++++ Material supplied

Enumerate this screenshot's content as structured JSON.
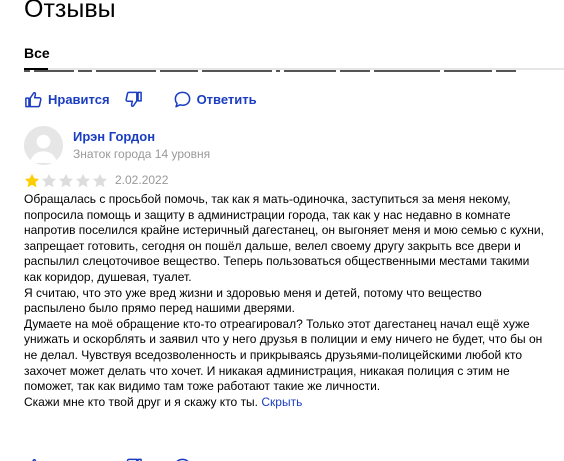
{
  "section": {
    "title": "Отзывы"
  },
  "filters": {
    "all_label": "Все"
  },
  "actions": {
    "like_label": "Нравится",
    "reply_label": "Ответить"
  },
  "review": {
    "author": "Ирэн Гордон",
    "author_level": "Знаток города 14 уровня",
    "rating": 1,
    "max_rating": 5,
    "date": "2.02.2022",
    "paragraphs": [
      "Обращалась с просьбой помочь, так как я мать-одиночка, заступиться за меня некому, попросила помощь и защиту в администрации города, так как у нас недавно в комнате напротив поселился крайне истеричный дагестанец, он выгоняет меня и мою семью с кухни, запрещает готовить, сегодня он пошёл дальше, велел своему другу закрыть все двери и распылил слецоточивое вещество. Теперь пользоваться общественными местами такими как коридор, душевая, туалет.",
      "Я считаю, что это уже вред жизни и здоровью меня и детей, потому что вещество распылено было прямо перед нашими дверями.",
      "Думаете на моё обращение кто-то отреагировал? Только этот дагестанец начал ещё хуже унижать и оскорблять и заявил что у него друзья в полиции и ему ничего не будет, что бы он не делал. Чувствуя вседозволенность и прикрываясь друзьями-полицейскими любой кто захочет может делать что хочет. И никакая администрация, никакая полиция с этим не поможет, так как видимо там тоже работают такие же личности."
    ],
    "last_line": "Скажи мне кто твой друг и я скажу кто ты.",
    "hide_label": "Скрыть"
  },
  "colors": {
    "link": "#1a3dc1",
    "star_filled": "#fc0",
    "star_empty": "#ddd",
    "muted": "#999"
  },
  "icons": {
    "like": "thumbs-up-icon",
    "dislike": "thumbs-down-icon",
    "reply": "speech-bubble-icon",
    "avatar": "default-user-avatar"
  }
}
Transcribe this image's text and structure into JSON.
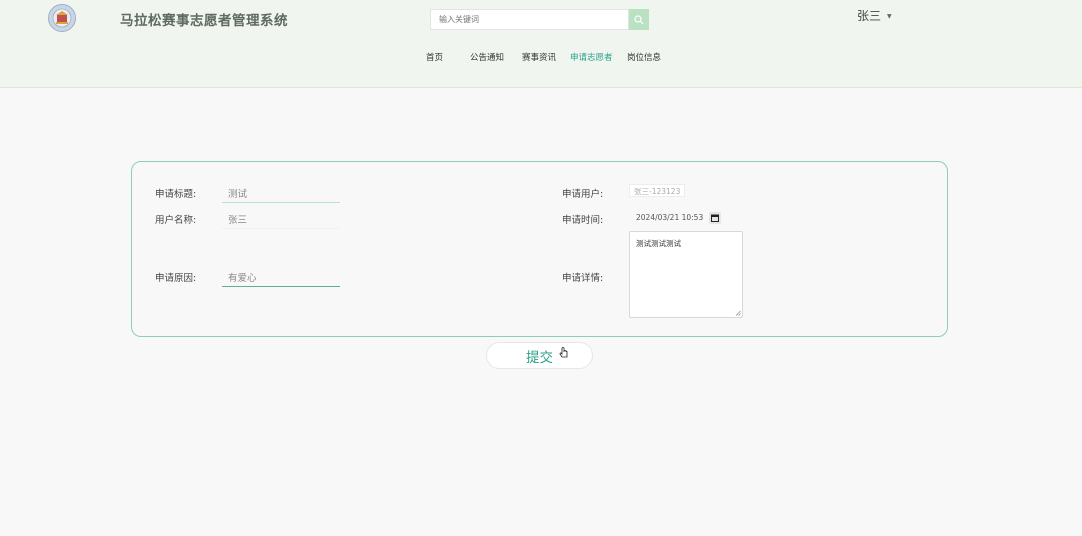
{
  "header": {
    "site_title": "马拉松赛事志愿者管理系统",
    "logo_icon": "emblem-icon",
    "search": {
      "placeholder": "输入关键词",
      "icon": "search-icon"
    },
    "user": {
      "name": "张三",
      "caret_icon": "caret-down-icon"
    },
    "nav": [
      {
        "label": "首页",
        "active": false
      },
      {
        "label": "公告通知",
        "active": false
      },
      {
        "label": "赛事资讯",
        "active": false
      },
      {
        "label": "申请志愿者",
        "active": true
      },
      {
        "label": "岗位信息",
        "active": false
      }
    ]
  },
  "form": {
    "title_label": "申请标题:",
    "title_value": "测试",
    "username_label": "用户名称:",
    "username_value": "张三",
    "reason_label": "申请原因:",
    "reason_value": "有爱心",
    "user_label": "申请用户:",
    "user_value": "张三-123123",
    "time_label": "申请时间:",
    "time_value": "2024/03/21 10:53",
    "detail_label": "申请详情:",
    "detail_value": "测试测试测试"
  },
  "submit_label": "提交",
  "colors": {
    "accent": "#2aa08a",
    "header_bg": "#f0f6ef",
    "card_border": "#8ecdbb"
  }
}
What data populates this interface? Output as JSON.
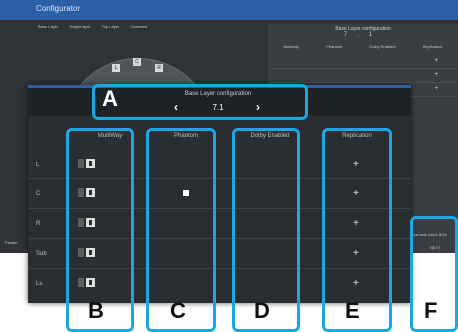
{
  "app": {
    "title": "Configurator",
    "top_strip": [
      "Base Layer",
      "Height layer",
      "Top Layer",
      "Overview"
    ],
    "top_number": "7.1",
    "speaker_nodes": [
      "L",
      "C",
      "R"
    ],
    "right_panel": {
      "title": "Base Layer configuration",
      "value": "7.1",
      "columns": [
        "Multiway",
        "Phantom",
        "Dolby Enabled",
        "Replication"
      ]
    },
    "right_footer": "Channels used: 8/16",
    "right_next": "NEXT",
    "left_footer": "Theater"
  },
  "dialog": {
    "title": "Base Layer configuration",
    "value": "7.1",
    "columns": [
      "MultiWay",
      "Phantom",
      "Dolby Enabled",
      "Replication"
    ],
    "rows": [
      {
        "label": "L",
        "phantom": false
      },
      {
        "label": "C",
        "phantom": true
      },
      {
        "label": "R",
        "phantom": false
      },
      {
        "label": "Sub",
        "phantom": false
      },
      {
        "label": "Ls",
        "phantom": false
      }
    ],
    "replication_symbol": "+"
  },
  "callouts": {
    "A": "A",
    "B": "B",
    "C": "C",
    "D": "D",
    "E": "E",
    "F": "F"
  },
  "colors": {
    "accent": "#2b5fa8",
    "highlight": "#1aa7e4",
    "dialog_bg": "#2b2e31"
  }
}
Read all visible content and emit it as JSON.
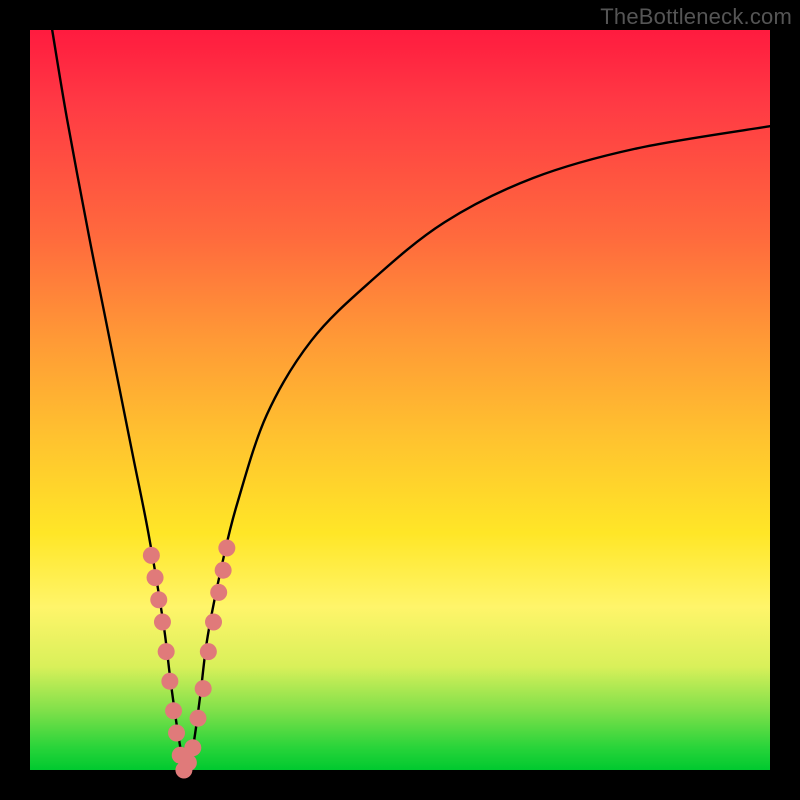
{
  "watermark": "TheBottleneck.com",
  "chart_data": {
    "type": "line",
    "title": "",
    "xlabel": "",
    "ylabel": "",
    "xlim": [
      0,
      100
    ],
    "ylim": [
      0,
      100
    ],
    "grid": false,
    "legend": false,
    "series": [
      {
        "name": "bottleneck-curve",
        "color": "#000000",
        "x": [
          3,
          5,
          8,
          10,
          12,
          14,
          16,
          18,
          19,
          20,
          21,
          22,
          23,
          24,
          26,
          28,
          32,
          38,
          46,
          56,
          68,
          82,
          100
        ],
        "y": [
          100,
          88,
          72,
          62,
          52,
          42,
          32,
          20,
          12,
          5,
          0,
          3,
          10,
          18,
          28,
          36,
          48,
          58,
          66,
          74,
          80,
          84,
          87
        ]
      },
      {
        "name": "highlight-dots",
        "color": "#e07a7a",
        "type": "scatter",
        "x": [
          16.4,
          16.9,
          17.4,
          17.9,
          18.4,
          18.9,
          19.4,
          19.8,
          20.3,
          20.8,
          21.4,
          22.0,
          22.7,
          23.4,
          24.1,
          24.8,
          25.5,
          26.1,
          26.6
        ],
        "y": [
          29,
          26,
          23,
          20,
          16,
          12,
          8,
          5,
          2,
          0,
          1,
          3,
          7,
          11,
          16,
          20,
          24,
          27,
          30
        ]
      }
    ],
    "background_gradient": {
      "direction": "vertical",
      "stops": [
        {
          "pos": 0.0,
          "color": "#ff1b3f"
        },
        {
          "pos": 0.28,
          "color": "#ff6a3d"
        },
        {
          "pos": 0.55,
          "color": "#ffc22f"
        },
        {
          "pos": 0.78,
          "color": "#fff56a"
        },
        {
          "pos": 0.92,
          "color": "#7fe04a"
        },
        {
          "pos": 1.0,
          "color": "#00c92f"
        }
      ]
    }
  }
}
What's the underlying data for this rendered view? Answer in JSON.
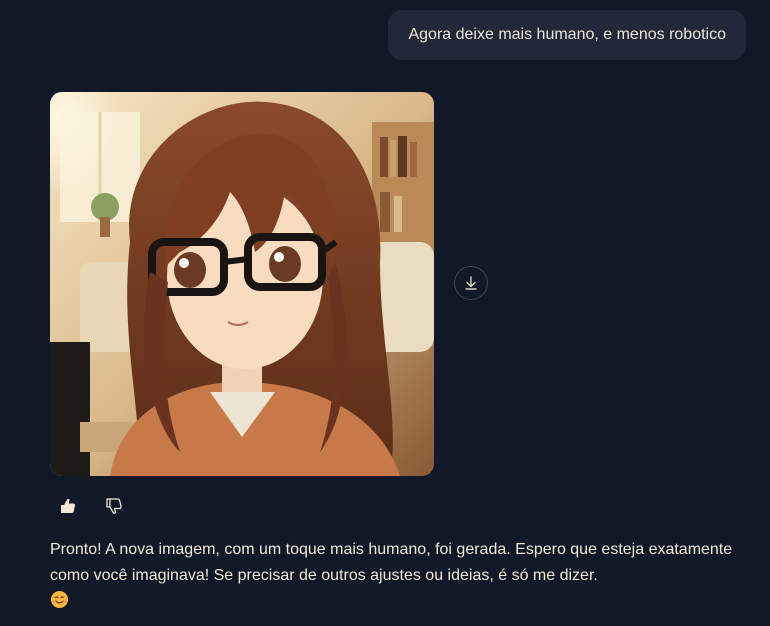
{
  "user_message": {
    "text": "Agora deixe mais humano, e menos robotico"
  },
  "image": {
    "description_icon": "generated-portrait-image"
  },
  "actions": {
    "download_icon": "download-icon",
    "like_icon": "thumbs-up-icon",
    "dislike_icon": "thumbs-down-icon"
  },
  "assistant_message": {
    "text": "Pronto! A nova imagem, com um toque mais humano, foi gerada. Espero que esteja exatamente como você imaginava! Se precisar de outros ajustes ou ideias, é só me dizer.",
    "emoji": "smiling-face-emoji"
  },
  "colors": {
    "background": "#111827",
    "user_bubble": "#222839",
    "text": "#f1e8d8"
  }
}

++++++++

§ **Do this**
Do not copy the pictures, but repeat every line exactly.

§ **Written answer**
Enumerate this screenshot's content as structured JSON.
{
  "section": {
    "title": "Отзывы"
  },
  "filters": {
    "all_label": "Все"
  },
  "actions": {
    "like_label": "Нравится",
    "reply_label": "Ответить"
  },
  "review": {
    "author": "Ирэн Гордон",
    "author_level": "Знаток города 14 уровня",
    "rating": 1,
    "max_rating": 5,
    "date": "2.02.2022",
    "paragraphs": [
      "Обращалась с просьбой помочь, так как я мать-одиночка, заступиться за меня некому, попросила помощь и защиту в администрации города, так как у нас недавно в комнате напротив поселился крайне истеричный дагестанец, он выгоняет меня и мою семью с кухни, запрещает готовить, сегодня он пошёл дальше, велел своему другу закрыть все двери и распылил слецоточивое вещество. Теперь пользоваться общественными местами такими как коридор, душевая, туалет.",
      "Я считаю, что это уже вред жизни и здоровью меня и детей, потому что вещество распылено было прямо перед нашими дверями.",
      "Думаете на моё обращение кто-то отреагировал? Только этот дагестанец начал ещё хуже унижать и оскорблять и заявил что у него друзья в полиции и ему ничего не будет, что бы он не делал. Чувствуя вседозволенность и прикрываясь друзьями-полицейскими любой кто захочет может делать что хочет. И никакая администрация, никакая полиция с этим не поможет, так как видимо там тоже работают такие же личности."
    ],
    "last_line": "Скажи мне кто твой друг и я скажу кто ты.",
    "hide_label": "Скрыть"
  },
  "colors": {
    "link": "#1a3dc1",
    "star_filled": "#fc0",
    "star_empty": "#ddd",
    "muted": "#999"
  },
  "icons": {
    "like": "thumbs-up-icon",
    "dislike": "thumbs-down-icon",
    "reply": "speech-bubble-icon",
    "avatar": "default-user-avatar"
  }
}
Transcribe this image's text and structure into JSON.
{
  "header": {
    "site_title": "马拉松赛事志愿者管理系统",
    "logo_icon": "emblem-icon",
    "search": {
      "placeholder": "输入关键词",
      "icon": "search-icon"
    },
    "user": {
      "name": "张三",
      "caret_icon": "caret-down-icon"
    },
    "nav": [
      {
        "label": "首页",
        "active": false
      },
      {
        "label": "公告通知",
        "active": false
      },
      {
        "label": "赛事资讯",
        "active": false
      },
      {
        "label": "申请志愿者",
        "active": true
      },
      {
        "label": "岗位信息",
        "active": false
      }
    ]
  },
  "form": {
    "title_label": "申请标题:",
    "title_value": "测试",
    "username_label": "用户名称:",
    "username_value": "张三",
    "reason_label": "申请原因:",
    "reason_value": "有爱心",
    "user_label": "申请用户:",
    "user_value": "张三-123123",
    "time_label": "申请时间:",
    "time_value": "2024/03/21 10:53",
    "detail_label": "申请详情:",
    "detail_value": "测试测试测试"
  },
  "submit_label": "提交",
  "colors": {
    "accent": "#2aa08a",
    "header_bg": "#f0f6ef",
    "card_border": "#8ecdbb"
  }
}
What data populates this interface? Output as JSON.
{
  "app": {
    "title": "Configurator",
    "top_strip": [
      "Base Layer",
      "Height layer",
      "Top Layer",
      "Overview"
    ],
    "top_number": "7.1",
    "speaker_nodes": [
      "L",
      "C",
      "R"
    ],
    "right_panel": {
      "title": "Base Layer configuration",
      "value": "7.1",
      "columns": [
        "Multiway",
        "Phantom",
        "Dolby Enabled",
        "Replication"
      ]
    },
    "right_footer": "Channels used: 8/16",
    "right_next": "NEXT",
    "left_footer": "Theater"
  },
  "dialog": {
    "title": "Base Layer configuration",
    "value": "7.1",
    "columns": [
      "MultiWay",
      "Phantom",
      "Dolby Enabled",
      "Replication"
    ],
    "rows": [
      {
        "label": "L",
        "phantom": false
      },
      {
        "label": "C",
        "phantom": true
      },
      {
        "label": "R",
        "phantom": false
      },
      {
        "label": "Sub",
        "phantom": false
      },
      {
        "label": "Ls",
        "phantom": false
      }
    ],
    "replication_symbol": "+"
  },
  "callouts": {
    "A": "A",
    "B": "B",
    "C": "C",
    "D": "D",
    "E": "E",
    "F": "F"
  },
  "colors": {
    "accent": "#2b5fa8",
    "highlight": "#1aa7e4",
    "dialog_bg": "#2b2e31"
  }
}
Read all visible content and emit it as JSON.
{
  "watermark": "TheBottleneck.com",
  "chart_data": {
    "type": "line",
    "title": "",
    "xlabel": "",
    "ylabel": "",
    "xlim": [
      0,
      100
    ],
    "ylim": [
      0,
      100
    ],
    "grid": false,
    "legend": false,
    "series": [
      {
        "name": "bottleneck-curve",
        "color": "#000000",
        "x": [
          3,
          5,
          8,
          10,
          12,
          14,
          16,
          18,
          19,
          20,
          21,
          22,
          23,
          24,
          26,
          28,
          32,
          38,
          46,
          56,
          68,
          82,
          100
        ],
        "y": [
          100,
          88,
          72,
          62,
          52,
          42,
          32,
          20,
          12,
          5,
          0,
          3,
          10,
          18,
          28,
          36,
          48,
          58,
          66,
          74,
          80,
          84,
          87
        ]
      },
      {
        "name": "highlight-dots",
        "color": "#e07a7a",
        "type": "scatter",
        "x": [
          16.4,
          16.9,
          17.4,
          17.9,
          18.4,
          18.9,
          19.4,
          19.8,
          20.3,
          20.8,
          21.4,
          22.0,
          22.7,
          23.4,
          24.1,
          24.8,
          25.5,
          26.1,
          26.6
        ],
        "y": [
          29,
          26,
          23,
          20,
          16,
          12,
          8,
          5,
          2,
          0,
          1,
          3,
          7,
          11,
          16,
          20,
          24,
          27,
          30
        ]
      }
    ],
    "background_gradient": {
      "direction": "vertical",
      "stops": [
        {
          "pos": 0.0,
          "color": "#ff1b3f"
        },
        {
          "pos": 0.28,
          "color": "#ff6a3d"
        },
        {
          "pos": 0.55,
          "color": "#ffc22f"
        },
        {
          "pos": 0.78,
          "color": "#fff56a"
        },
        {
          "pos": 0.92,
          "color": "#7fe04a"
        },
        {
          "pos": 1.0,
          "color": "#00c92f"
        }
      ]
    }
  }
}
What's the underlying data for this rendered view? Answer in JSON.
{
  "user_message": {
    "text": "Agora deixe mais humano, e menos robotico"
  },
  "image": {
    "description_icon": "generated-portrait-image"
  },
  "actions": {
    "download_icon": "download-icon",
    "like_icon": "thumbs-up-icon",
    "dislike_icon": "thumbs-down-icon"
  },
  "assistant_message": {
    "text": "Pronto! A nova imagem, com um toque mais humano, foi gerada. Espero que esteja exatamente como você imaginava! Se precisar de outros ajustes ou ideias, é só me dizer.",
    "emoji": "smiling-face-emoji"
  },
  "colors": {
    "background": "#111827",
    "user_bubble": "#222839",
    "text": "#f1e8d8"
  }
}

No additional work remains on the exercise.